Records contained in a dataset:

══════

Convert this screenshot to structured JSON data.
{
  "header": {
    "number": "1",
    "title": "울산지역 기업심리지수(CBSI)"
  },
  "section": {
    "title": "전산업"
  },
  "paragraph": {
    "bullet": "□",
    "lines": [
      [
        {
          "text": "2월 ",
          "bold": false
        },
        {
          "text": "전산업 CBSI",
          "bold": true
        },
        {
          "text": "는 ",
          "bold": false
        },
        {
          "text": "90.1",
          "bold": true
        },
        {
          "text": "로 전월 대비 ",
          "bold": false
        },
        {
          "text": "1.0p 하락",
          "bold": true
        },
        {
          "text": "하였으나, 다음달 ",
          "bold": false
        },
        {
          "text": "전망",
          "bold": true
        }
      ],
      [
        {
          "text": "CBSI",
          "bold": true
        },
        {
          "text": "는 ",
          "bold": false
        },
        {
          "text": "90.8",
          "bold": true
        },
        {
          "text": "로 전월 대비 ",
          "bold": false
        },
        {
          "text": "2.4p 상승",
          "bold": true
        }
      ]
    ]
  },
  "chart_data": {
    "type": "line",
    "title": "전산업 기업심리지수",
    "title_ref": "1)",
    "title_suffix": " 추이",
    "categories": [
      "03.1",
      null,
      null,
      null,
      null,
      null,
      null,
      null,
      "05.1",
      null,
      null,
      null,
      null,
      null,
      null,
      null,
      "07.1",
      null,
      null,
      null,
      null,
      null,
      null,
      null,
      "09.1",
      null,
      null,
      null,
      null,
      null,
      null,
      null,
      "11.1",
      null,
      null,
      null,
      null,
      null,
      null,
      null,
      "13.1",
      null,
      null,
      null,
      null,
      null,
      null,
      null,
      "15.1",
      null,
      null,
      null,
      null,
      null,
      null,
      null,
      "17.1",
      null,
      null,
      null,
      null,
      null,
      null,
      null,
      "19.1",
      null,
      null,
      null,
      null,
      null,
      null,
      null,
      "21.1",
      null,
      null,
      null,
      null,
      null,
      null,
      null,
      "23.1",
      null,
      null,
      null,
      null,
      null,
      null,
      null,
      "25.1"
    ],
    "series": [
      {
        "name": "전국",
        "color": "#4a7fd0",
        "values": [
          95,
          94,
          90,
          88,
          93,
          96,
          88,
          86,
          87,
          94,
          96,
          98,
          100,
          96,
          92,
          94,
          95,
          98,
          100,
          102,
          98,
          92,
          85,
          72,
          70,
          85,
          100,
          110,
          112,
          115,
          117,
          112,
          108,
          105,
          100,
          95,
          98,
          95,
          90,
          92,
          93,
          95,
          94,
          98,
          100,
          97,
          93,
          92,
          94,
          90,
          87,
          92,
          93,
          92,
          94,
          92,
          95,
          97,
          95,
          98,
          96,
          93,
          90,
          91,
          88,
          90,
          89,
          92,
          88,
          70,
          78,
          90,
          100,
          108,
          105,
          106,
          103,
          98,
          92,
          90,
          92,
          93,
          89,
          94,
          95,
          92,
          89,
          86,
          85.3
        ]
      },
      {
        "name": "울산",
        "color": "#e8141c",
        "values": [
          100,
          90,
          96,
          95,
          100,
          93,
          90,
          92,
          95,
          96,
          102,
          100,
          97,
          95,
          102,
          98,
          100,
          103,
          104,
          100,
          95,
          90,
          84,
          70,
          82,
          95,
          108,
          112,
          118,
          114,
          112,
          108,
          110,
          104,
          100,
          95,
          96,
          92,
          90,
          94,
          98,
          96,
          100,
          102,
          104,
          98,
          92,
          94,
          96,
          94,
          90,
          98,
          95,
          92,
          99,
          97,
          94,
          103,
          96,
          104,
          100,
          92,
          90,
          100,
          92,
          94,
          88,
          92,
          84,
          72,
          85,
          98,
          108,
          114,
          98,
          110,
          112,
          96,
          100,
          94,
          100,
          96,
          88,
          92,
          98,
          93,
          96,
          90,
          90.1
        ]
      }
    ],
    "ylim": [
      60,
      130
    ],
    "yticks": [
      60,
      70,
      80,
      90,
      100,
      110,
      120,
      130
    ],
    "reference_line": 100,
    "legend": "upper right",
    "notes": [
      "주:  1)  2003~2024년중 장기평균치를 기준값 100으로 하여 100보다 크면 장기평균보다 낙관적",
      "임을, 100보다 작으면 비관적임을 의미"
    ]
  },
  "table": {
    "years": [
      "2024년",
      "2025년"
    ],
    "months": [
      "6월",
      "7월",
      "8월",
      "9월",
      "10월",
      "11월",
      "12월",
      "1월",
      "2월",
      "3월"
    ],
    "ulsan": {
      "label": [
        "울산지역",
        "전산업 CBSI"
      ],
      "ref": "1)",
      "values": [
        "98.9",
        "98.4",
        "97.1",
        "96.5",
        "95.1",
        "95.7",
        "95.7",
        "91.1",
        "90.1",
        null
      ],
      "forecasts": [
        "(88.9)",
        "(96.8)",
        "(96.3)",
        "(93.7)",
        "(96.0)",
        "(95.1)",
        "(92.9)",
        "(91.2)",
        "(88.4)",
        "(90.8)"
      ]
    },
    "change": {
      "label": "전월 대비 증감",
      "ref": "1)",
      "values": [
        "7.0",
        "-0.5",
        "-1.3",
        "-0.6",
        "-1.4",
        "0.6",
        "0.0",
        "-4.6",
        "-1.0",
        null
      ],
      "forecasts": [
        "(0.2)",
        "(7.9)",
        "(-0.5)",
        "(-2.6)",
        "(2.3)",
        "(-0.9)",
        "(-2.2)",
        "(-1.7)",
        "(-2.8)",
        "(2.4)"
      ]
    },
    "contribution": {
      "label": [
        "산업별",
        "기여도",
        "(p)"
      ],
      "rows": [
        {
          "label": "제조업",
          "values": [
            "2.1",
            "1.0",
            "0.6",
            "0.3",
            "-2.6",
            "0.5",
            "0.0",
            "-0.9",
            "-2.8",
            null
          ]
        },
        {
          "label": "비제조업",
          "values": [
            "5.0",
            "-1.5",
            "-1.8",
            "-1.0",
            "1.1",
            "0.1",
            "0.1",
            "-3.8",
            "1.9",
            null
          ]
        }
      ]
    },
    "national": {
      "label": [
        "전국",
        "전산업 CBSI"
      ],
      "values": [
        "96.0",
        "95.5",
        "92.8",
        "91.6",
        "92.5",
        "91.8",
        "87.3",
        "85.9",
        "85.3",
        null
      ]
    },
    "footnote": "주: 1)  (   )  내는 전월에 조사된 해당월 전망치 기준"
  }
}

══════

## Description of the task:
Among the lines above, count those containing the word "기업심리지수" and give nothing but the result.

## Solution to the exercise:
2